• _TASK INSTRUCTIONS_:
Carry none of the pictures over; set down the material below exactly.

--- start INPUT ---

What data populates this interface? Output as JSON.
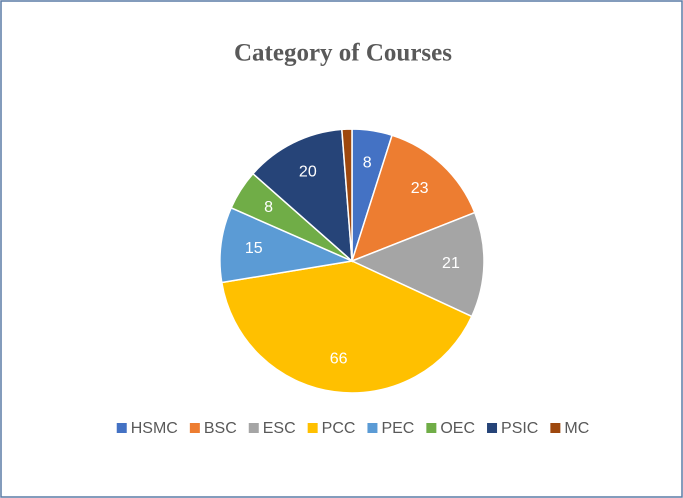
{
  "chart_data": {
    "type": "pie",
    "title": "Category of Courses",
    "categories": [
      "HSMC",
      "BSC",
      "ESC",
      "PCC",
      "PEC",
      "OEC",
      "PSIC",
      "MC"
    ],
    "values": [
      8,
      23,
      21,
      66,
      15,
      8,
      20,
      2
    ],
    "colors": [
      "#4472c4",
      "#ed7d31",
      "#a5a5a5",
      "#ffc000",
      "#5b9bd5",
      "#70ad47",
      "#264478",
      "#9e480e"
    ],
    "legend": "bottom"
  }
}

--- end INPUT ---

• _RESPONSE TO THIS TASK_:
What data populates this interface? Output as JSON.
{
  "chart_data": {
    "type": "pie",
    "title": "Category of Courses",
    "categories": [
      "HSMC",
      "BSC",
      "ESC",
      "PCC",
      "PEC",
      "OEC",
      "PSIC",
      "MC"
    ],
    "values": [
      8,
      23,
      21,
      66,
      15,
      8,
      20,
      2
    ],
    "colors": [
      "#4472c4",
      "#ed7d31",
      "#a5a5a5",
      "#ffc000",
      "#5b9bd5",
      "#70ad47",
      "#264478",
      "#9e480e"
    ],
    "legend": "bottom"
  }
}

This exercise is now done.